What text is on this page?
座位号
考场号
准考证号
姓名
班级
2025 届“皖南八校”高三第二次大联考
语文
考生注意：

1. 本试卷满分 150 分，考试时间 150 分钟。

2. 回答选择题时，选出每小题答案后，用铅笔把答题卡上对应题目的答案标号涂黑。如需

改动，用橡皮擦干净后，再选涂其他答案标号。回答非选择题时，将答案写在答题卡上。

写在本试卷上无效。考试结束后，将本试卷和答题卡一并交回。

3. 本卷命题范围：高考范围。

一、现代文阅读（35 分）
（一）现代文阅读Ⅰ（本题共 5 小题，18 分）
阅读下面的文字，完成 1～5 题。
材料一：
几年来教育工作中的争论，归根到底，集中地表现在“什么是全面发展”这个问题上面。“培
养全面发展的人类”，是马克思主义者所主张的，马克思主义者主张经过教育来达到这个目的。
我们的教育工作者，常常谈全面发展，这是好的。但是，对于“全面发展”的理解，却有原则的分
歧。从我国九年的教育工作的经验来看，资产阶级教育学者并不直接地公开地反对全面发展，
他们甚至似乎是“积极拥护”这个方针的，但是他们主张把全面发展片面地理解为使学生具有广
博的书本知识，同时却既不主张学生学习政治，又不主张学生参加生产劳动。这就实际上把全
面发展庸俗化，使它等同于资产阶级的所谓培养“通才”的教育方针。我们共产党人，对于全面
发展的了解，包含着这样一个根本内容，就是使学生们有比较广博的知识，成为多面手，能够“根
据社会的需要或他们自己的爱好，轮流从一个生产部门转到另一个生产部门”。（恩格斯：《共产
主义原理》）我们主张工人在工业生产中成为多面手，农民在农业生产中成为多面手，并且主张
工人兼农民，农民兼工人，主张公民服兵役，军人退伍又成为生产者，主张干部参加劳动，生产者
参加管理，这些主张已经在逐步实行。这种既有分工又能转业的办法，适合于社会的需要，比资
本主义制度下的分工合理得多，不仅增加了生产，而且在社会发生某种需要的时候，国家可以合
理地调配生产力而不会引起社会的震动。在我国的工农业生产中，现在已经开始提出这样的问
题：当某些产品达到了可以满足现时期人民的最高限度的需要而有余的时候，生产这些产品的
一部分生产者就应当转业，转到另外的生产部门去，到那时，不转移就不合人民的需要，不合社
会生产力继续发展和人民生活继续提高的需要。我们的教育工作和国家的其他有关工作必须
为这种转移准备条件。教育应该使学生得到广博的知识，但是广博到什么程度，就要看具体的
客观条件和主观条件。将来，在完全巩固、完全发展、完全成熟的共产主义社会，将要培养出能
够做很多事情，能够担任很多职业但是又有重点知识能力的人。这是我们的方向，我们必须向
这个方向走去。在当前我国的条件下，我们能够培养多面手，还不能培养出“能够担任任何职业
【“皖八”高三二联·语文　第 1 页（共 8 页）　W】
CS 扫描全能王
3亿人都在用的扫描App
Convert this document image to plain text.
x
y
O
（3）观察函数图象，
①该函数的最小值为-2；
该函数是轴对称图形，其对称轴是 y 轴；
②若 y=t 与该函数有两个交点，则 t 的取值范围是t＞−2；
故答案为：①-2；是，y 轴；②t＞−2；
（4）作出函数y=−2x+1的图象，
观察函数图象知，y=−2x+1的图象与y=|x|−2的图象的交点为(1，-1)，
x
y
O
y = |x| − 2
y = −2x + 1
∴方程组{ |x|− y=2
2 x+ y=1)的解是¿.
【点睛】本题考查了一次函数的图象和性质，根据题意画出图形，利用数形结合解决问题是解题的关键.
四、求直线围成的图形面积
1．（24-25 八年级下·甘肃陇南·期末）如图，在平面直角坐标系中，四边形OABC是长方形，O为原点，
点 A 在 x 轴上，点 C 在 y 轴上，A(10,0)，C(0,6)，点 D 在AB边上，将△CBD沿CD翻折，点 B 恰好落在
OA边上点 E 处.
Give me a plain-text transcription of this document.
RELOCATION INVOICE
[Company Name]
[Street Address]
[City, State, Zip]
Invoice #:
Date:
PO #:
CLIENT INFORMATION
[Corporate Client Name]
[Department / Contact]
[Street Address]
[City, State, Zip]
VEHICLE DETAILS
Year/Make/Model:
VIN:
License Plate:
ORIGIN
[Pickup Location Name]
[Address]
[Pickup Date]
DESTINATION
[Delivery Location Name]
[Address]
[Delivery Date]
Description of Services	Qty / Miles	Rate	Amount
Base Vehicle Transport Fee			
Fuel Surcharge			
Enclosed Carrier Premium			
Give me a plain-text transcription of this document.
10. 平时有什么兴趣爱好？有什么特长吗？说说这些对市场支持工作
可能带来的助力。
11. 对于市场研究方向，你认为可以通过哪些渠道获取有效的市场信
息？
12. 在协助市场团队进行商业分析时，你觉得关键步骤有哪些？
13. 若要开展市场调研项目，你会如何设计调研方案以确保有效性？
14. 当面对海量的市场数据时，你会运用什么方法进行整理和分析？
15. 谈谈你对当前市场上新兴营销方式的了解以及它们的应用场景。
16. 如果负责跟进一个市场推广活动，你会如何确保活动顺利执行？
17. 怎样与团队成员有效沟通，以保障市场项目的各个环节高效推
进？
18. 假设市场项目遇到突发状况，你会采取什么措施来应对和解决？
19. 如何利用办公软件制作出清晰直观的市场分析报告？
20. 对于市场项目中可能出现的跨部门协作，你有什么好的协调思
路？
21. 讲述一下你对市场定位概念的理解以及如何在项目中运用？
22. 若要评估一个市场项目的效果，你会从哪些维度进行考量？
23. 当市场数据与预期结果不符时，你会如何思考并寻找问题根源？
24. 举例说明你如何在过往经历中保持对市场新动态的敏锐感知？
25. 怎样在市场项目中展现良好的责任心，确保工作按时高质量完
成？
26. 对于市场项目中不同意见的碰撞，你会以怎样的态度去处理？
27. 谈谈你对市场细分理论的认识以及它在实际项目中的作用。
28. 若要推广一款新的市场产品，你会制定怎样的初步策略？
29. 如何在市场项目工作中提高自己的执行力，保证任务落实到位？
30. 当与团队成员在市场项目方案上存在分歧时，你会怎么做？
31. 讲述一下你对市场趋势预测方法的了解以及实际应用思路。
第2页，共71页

# [To do]
Look through the lines above and collect those with the word "text".

# [Response to this exercise]
What text is on this page?
Convert this document image to plain text.
Give me a plain-text transcription of this document.
Give me a plain-text transcription of this document.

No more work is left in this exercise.